### Exercise directions
Examine the records and identify each line that includes the string "experience". Copy those lines.

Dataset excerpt

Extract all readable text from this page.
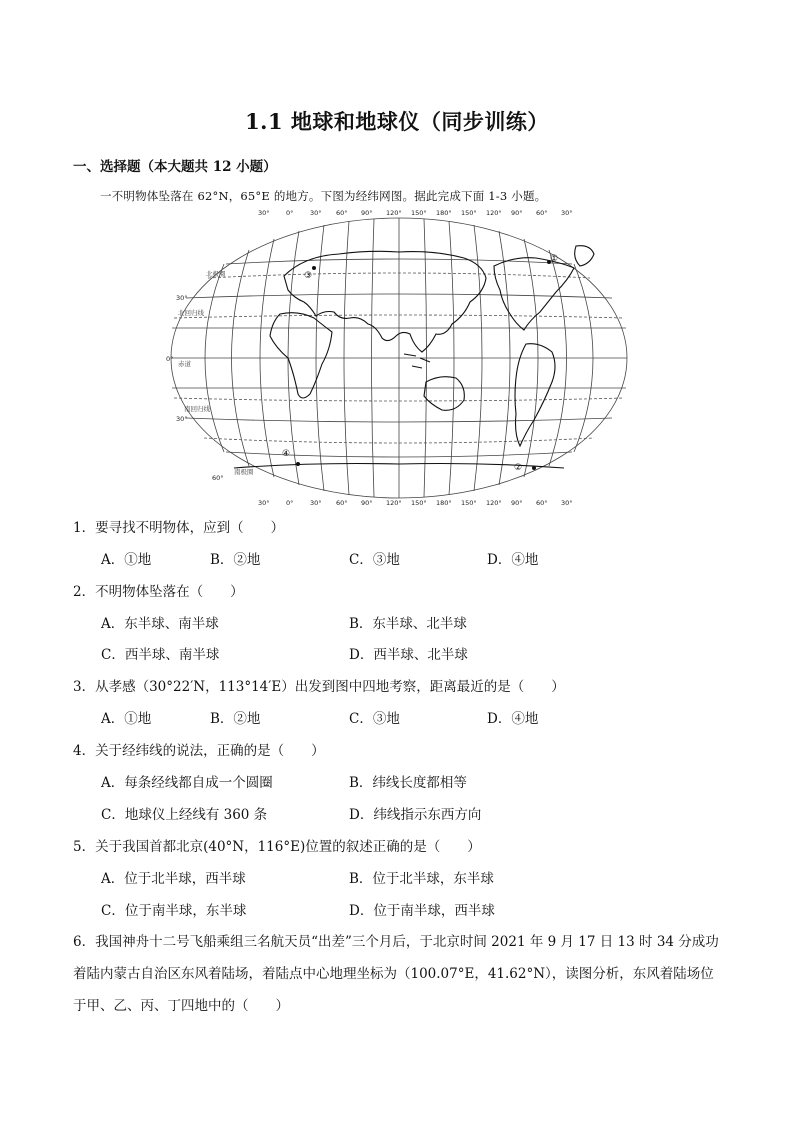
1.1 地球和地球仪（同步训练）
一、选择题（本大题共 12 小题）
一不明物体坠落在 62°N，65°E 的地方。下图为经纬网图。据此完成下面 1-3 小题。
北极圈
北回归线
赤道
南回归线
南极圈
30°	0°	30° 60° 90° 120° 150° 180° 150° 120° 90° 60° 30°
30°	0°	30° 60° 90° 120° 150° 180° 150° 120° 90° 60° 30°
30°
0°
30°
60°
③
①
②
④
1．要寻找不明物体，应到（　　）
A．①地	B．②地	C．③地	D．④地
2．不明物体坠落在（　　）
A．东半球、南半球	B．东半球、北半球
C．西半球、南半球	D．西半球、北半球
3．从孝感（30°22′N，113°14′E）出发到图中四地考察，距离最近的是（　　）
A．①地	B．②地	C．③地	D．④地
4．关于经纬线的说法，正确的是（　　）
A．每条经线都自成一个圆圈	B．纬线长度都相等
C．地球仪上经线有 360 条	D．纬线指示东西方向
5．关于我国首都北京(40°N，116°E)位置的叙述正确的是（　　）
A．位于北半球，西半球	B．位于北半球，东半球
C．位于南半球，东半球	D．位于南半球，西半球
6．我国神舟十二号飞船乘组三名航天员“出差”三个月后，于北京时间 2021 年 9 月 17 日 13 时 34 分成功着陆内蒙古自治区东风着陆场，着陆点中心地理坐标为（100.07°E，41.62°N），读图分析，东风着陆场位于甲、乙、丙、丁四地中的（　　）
---
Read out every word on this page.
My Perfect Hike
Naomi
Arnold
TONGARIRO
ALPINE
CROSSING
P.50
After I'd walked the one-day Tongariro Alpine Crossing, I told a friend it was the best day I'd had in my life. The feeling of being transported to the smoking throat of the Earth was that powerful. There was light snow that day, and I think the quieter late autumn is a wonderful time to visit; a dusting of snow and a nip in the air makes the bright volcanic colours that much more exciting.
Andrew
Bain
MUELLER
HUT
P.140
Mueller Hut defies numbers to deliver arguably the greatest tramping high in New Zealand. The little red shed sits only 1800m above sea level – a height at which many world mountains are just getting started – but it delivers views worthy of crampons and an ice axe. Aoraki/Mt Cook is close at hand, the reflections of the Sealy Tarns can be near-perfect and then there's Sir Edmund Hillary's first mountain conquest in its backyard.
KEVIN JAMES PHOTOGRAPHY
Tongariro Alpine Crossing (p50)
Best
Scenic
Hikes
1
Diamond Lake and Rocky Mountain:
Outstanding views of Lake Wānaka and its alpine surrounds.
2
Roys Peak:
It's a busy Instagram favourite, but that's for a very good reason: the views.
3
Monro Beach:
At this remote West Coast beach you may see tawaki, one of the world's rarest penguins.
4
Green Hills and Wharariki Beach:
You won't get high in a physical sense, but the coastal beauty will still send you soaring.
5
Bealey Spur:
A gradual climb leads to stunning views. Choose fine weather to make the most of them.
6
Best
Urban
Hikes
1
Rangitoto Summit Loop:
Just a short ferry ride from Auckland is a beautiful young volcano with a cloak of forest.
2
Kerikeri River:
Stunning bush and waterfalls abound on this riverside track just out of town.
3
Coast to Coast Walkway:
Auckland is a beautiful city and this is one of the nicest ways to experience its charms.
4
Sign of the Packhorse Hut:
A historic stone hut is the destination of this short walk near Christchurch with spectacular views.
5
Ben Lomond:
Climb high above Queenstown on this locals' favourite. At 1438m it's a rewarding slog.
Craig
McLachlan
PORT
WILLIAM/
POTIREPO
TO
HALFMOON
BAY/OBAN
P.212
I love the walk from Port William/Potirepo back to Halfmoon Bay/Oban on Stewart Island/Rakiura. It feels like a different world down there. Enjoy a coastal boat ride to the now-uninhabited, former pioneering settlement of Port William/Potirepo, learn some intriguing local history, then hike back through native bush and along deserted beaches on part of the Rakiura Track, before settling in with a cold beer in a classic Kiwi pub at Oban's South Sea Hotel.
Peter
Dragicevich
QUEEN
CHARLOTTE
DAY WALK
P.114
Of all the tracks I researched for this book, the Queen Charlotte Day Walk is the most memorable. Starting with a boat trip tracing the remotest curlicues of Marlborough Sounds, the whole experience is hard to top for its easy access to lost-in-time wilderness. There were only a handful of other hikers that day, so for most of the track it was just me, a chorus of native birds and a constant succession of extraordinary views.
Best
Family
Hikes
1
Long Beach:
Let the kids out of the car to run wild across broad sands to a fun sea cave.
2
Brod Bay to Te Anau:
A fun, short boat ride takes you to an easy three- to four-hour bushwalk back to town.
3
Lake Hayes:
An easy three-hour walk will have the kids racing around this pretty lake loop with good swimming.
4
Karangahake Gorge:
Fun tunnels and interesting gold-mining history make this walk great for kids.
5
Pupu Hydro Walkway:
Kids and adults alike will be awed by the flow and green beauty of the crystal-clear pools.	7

### Response
Auckland is a beautiful city and this is one of the nicest ways to experience its charms.
Of all the tracks I researched for this book, the Queen Charlotte Day Walk is the most memorable. Starting with a boat trip tracing the remotest curlicues of Marlborough Sounds, the whole experience is hard to top for its easy access to lost-in-time wilderness. There were only a handful of other hikers that day, so for most of the track it was just me, a chorus of native birds and a constant succession of extraordinary views.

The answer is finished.